Repeat every entry word for word, but leave the images out of your copy.

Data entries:
========

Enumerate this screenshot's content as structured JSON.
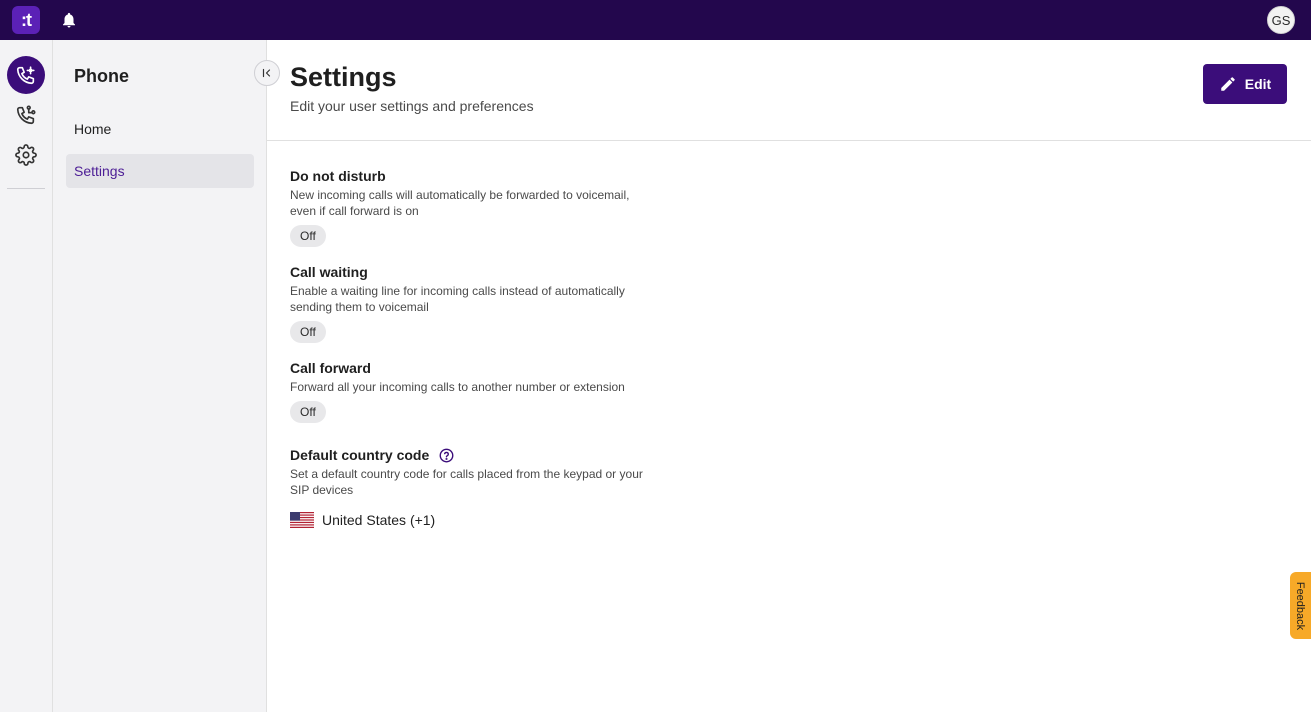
{
  "topbar": {
    "logo_text": ":t",
    "avatar_initials": "GS"
  },
  "subnav": {
    "title": "Phone",
    "items": [
      {
        "label": "Home",
        "active": false
      },
      {
        "label": "Settings",
        "active": true
      }
    ]
  },
  "main": {
    "title": "Settings",
    "subtitle": "Edit your user settings and preferences",
    "edit_label": "Edit",
    "settings": [
      {
        "name": "Do not disturb",
        "desc1": "New incoming calls will automatically be forwarded to voicemail,",
        "desc2": "even if call forward is on",
        "value": "Off"
      },
      {
        "name": "Call waiting",
        "desc1": "Enable a waiting line for incoming calls instead of automatically",
        "desc2": "sending them to voicemail",
        "value": "Off"
      },
      {
        "name": "Call forward",
        "desc1": "Forward all your incoming calls to another number or extension",
        "desc2": "",
        "value": "Off"
      }
    ],
    "country_code": {
      "name": "Default country code",
      "desc1": "Set a default country code for calls placed from the keypad or your",
      "desc2": "SIP devices",
      "value": "United States (+1)"
    }
  },
  "feedback_label": "Feedback",
  "colors": {
    "topbar": "#23074d",
    "accent": "#3b0d7a",
    "feedback": "#f7a928"
  }
}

========

Right answer:
Enumerate this screenshot's content as structured JSON.
{
  "topbar": {
    "logo_text": ":t",
    "avatar_initials": "GS"
  },
  "subnav": {
    "title": "Phone",
    "items": [
      {
        "label": "Home",
        "active": false
      },
      {
        "label": "Settings",
        "active": true
      }
    ]
  },
  "main": {
    "title": "Settings",
    "subtitle": "Edit your user settings and preferences",
    "edit_label": "Edit",
    "settings": [
      {
        "name": "Do not disturb",
        "desc1": "New incoming calls will automatically be forwarded to voicemail,",
        "desc2": "even if call forward is on",
        "value": "Off"
      },
      {
        "name": "Call waiting",
        "desc1": "Enable a waiting line for incoming calls instead of automatically",
        "desc2": "sending them to voicemail",
        "value": "Off"
      },
      {
        "name": "Call forward",
        "desc1": "Forward all your incoming calls to another number or extension",
        "desc2": "",
        "value": "Off"
      }
    ],
    "country_code": {
      "name": "Default country code",
      "desc1": "Set a default country code for calls placed from the keypad or your",
      "desc2": "SIP devices",
      "value": "United States (+1)"
    }
  },
  "feedback_label": "Feedback",
  "colors": {
    "topbar": "#23074d",
    "accent": "#3b0d7a",
    "feedback": "#f7a928"
  }
}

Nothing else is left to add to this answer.